Once the pictures are set aside, transcribe the remaining data exactly.

========

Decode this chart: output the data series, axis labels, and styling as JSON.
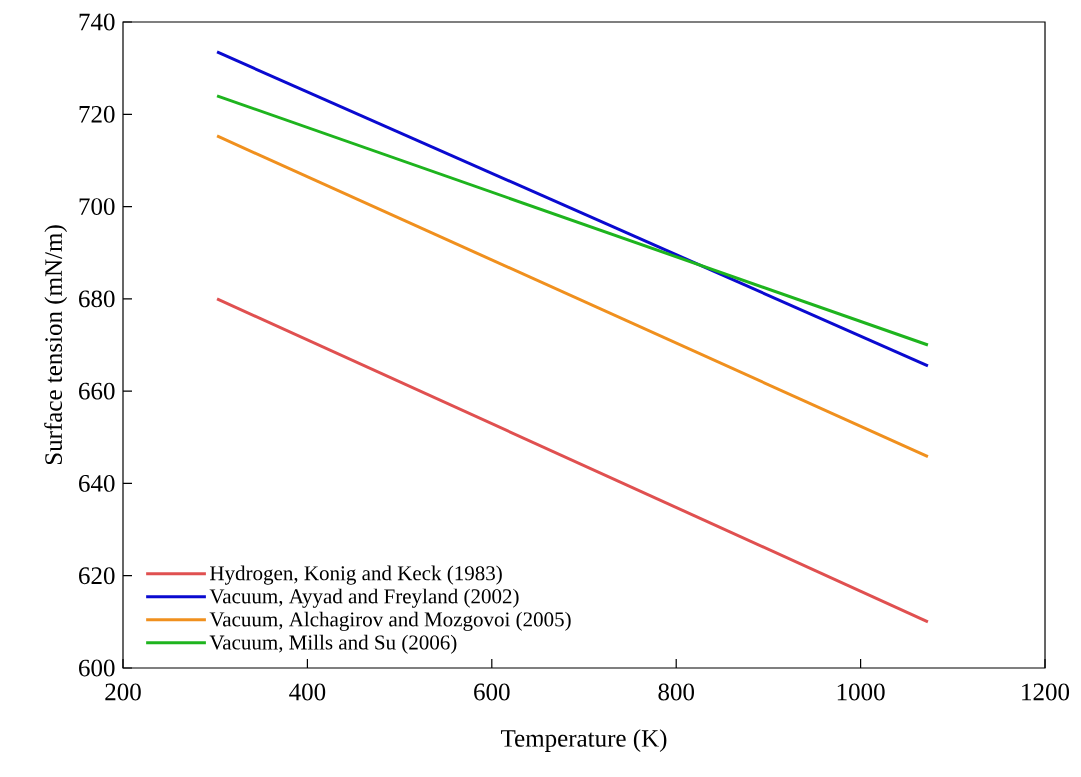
{
  "chart_data": {
    "type": "line",
    "xlabel": "Temperature (K)",
    "ylabel": "Surface tension (mN/m)",
    "xlim": [
      200,
      1200
    ],
    "xticks": [
      200,
      400,
      600,
      800,
      1000,
      1200
    ],
    "ylim": [
      600,
      740
    ],
    "yticks": [
      600,
      620,
      640,
      660,
      680,
      700,
      720,
      740
    ],
    "legend": "bottom left",
    "grid": false,
    "x": [
      302,
      1073
    ],
    "series": [
      {
        "name": "Hydrogen, Konig and Keck (1983)",
        "color": "#e05050",
        "values": [
          680,
          610
        ]
      },
      {
        "name": "Vacuum, Ayyad and Freyland (2002)",
        "color": "#0a0ad0",
        "values": [
          733.5,
          665.5
        ]
      },
      {
        "name": "Vacuum, Alchagirov and Mozgovoi (2005)",
        "color": "#f0901e",
        "values": [
          715.3,
          645.8
        ]
      },
      {
        "name": "Vacuum, Mills and Su (2006)",
        "color": "#1eb41e",
        "values": [
          724,
          670
        ]
      }
    ]
  }
}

========

Solution below.
Decode this chart: output the data series, axis labels, and styling as JSON.
{
  "chart_data": {
    "type": "line",
    "xlabel": "Temperature (K)",
    "ylabel": "Surface tension (mN/m)",
    "xlim": [
      200,
      1200
    ],
    "xticks": [
      200,
      400,
      600,
      800,
      1000,
      1200
    ],
    "ylim": [
      600,
      740
    ],
    "yticks": [
      600,
      620,
      640,
      660,
      680,
      700,
      720,
      740
    ],
    "legend": "bottom left",
    "grid": false,
    "x": [
      302,
      1073
    ],
    "series": [
      {
        "name": "Hydrogen, Konig and Keck (1983)",
        "color": "#e05050",
        "values": [
          680,
          610
        ]
      },
      {
        "name": "Vacuum, Ayyad and Freyland (2002)",
        "color": "#0a0ad0",
        "values": [
          733.5,
          665.5
        ]
      },
      {
        "name": "Vacuum, Alchagirov and Mozgovoi (2005)",
        "color": "#f0901e",
        "values": [
          715.3,
          645.8
        ]
      },
      {
        "name": "Vacuum, Mills and Su (2006)",
        "color": "#1eb41e",
        "values": [
          724,
          670
        ]
      }
    ]
  }
}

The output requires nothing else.